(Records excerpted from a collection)
⟨
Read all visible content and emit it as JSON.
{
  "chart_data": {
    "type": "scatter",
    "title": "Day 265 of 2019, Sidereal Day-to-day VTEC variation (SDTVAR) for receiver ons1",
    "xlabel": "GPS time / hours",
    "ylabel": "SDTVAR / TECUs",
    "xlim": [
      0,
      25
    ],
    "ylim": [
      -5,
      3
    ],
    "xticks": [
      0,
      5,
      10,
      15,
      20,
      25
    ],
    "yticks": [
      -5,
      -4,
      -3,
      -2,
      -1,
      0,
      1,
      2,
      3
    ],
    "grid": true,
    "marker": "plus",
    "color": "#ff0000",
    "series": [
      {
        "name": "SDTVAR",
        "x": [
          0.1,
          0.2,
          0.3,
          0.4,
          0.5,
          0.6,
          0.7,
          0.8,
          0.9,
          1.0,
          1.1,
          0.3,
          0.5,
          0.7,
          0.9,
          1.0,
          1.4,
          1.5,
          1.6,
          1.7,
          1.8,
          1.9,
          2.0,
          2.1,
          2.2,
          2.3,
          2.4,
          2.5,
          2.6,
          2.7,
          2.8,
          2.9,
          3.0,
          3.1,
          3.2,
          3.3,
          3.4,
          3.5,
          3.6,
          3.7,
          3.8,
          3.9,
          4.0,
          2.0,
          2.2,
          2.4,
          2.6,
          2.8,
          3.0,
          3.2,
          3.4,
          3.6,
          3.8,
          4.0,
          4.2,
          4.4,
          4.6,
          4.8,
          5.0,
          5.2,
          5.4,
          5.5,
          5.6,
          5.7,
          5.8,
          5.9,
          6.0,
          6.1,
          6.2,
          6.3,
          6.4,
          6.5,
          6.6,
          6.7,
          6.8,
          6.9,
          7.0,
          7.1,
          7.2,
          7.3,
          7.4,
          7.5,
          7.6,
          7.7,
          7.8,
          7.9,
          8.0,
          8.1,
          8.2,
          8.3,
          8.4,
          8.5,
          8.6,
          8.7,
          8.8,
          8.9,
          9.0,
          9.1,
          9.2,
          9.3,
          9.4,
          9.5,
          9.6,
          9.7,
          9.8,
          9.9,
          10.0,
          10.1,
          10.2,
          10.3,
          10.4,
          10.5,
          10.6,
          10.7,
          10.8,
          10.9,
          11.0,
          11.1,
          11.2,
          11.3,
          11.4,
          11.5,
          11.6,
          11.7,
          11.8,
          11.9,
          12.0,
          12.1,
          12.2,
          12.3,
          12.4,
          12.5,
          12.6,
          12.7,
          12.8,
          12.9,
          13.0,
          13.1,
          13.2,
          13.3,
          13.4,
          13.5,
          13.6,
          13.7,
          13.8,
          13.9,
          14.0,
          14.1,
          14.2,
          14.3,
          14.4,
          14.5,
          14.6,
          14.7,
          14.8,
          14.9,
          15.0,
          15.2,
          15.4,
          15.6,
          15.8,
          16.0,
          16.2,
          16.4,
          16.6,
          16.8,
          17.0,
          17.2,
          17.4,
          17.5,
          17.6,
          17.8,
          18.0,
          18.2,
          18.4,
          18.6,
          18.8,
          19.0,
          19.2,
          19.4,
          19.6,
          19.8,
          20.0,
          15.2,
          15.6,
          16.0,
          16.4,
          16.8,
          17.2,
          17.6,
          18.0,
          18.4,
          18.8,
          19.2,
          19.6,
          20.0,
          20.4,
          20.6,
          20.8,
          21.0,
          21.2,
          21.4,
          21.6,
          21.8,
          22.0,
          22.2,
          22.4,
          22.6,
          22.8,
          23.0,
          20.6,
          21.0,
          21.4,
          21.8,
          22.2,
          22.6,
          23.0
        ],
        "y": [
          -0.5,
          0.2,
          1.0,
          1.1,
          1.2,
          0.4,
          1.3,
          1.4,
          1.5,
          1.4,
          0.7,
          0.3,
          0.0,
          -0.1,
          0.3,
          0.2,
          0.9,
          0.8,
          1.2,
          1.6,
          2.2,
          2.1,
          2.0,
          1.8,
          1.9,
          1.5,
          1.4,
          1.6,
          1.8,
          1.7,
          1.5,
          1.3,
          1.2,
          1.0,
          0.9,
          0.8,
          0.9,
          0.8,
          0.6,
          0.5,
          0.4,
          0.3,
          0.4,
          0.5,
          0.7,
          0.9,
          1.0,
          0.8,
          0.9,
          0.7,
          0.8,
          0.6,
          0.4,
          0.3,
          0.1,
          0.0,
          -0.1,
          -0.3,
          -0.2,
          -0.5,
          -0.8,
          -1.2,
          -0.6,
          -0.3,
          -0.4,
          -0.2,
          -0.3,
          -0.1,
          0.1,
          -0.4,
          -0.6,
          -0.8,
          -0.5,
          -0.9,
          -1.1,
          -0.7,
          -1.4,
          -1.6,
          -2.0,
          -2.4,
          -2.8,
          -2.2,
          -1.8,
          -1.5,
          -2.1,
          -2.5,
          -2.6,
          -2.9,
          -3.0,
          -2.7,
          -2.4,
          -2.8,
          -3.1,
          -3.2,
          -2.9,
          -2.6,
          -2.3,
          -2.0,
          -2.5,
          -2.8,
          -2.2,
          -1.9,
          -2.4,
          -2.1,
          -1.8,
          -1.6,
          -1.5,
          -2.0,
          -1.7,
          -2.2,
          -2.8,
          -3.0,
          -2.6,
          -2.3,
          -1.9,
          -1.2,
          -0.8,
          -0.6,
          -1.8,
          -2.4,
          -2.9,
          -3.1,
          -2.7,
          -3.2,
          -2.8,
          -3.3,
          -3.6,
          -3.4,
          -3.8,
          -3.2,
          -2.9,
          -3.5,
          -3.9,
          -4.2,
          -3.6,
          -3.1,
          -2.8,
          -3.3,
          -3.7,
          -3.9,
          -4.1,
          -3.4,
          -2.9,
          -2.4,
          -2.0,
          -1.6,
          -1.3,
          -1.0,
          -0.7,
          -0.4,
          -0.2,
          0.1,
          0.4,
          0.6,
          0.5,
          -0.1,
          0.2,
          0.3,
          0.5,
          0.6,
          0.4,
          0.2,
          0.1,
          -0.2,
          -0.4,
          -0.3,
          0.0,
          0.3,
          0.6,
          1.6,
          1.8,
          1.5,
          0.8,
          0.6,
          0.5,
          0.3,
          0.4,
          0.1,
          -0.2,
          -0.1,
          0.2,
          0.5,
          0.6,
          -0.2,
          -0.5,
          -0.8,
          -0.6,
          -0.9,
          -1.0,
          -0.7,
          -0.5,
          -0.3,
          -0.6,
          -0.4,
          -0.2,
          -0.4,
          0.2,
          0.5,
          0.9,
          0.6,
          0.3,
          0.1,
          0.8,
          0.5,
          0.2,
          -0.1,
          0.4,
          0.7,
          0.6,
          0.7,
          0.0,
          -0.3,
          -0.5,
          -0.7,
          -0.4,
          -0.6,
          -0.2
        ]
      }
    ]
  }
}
⟩
Select, from the listing, all lines that include the word "SDTVAR".

    "title": "Day 265 of 2019, Sidereal Day-to-day VTEC variation (SDTVAR) for receiver ons1",
    "ylabel": "SDTVAR / TECUs",
        "name": "SDTVAR",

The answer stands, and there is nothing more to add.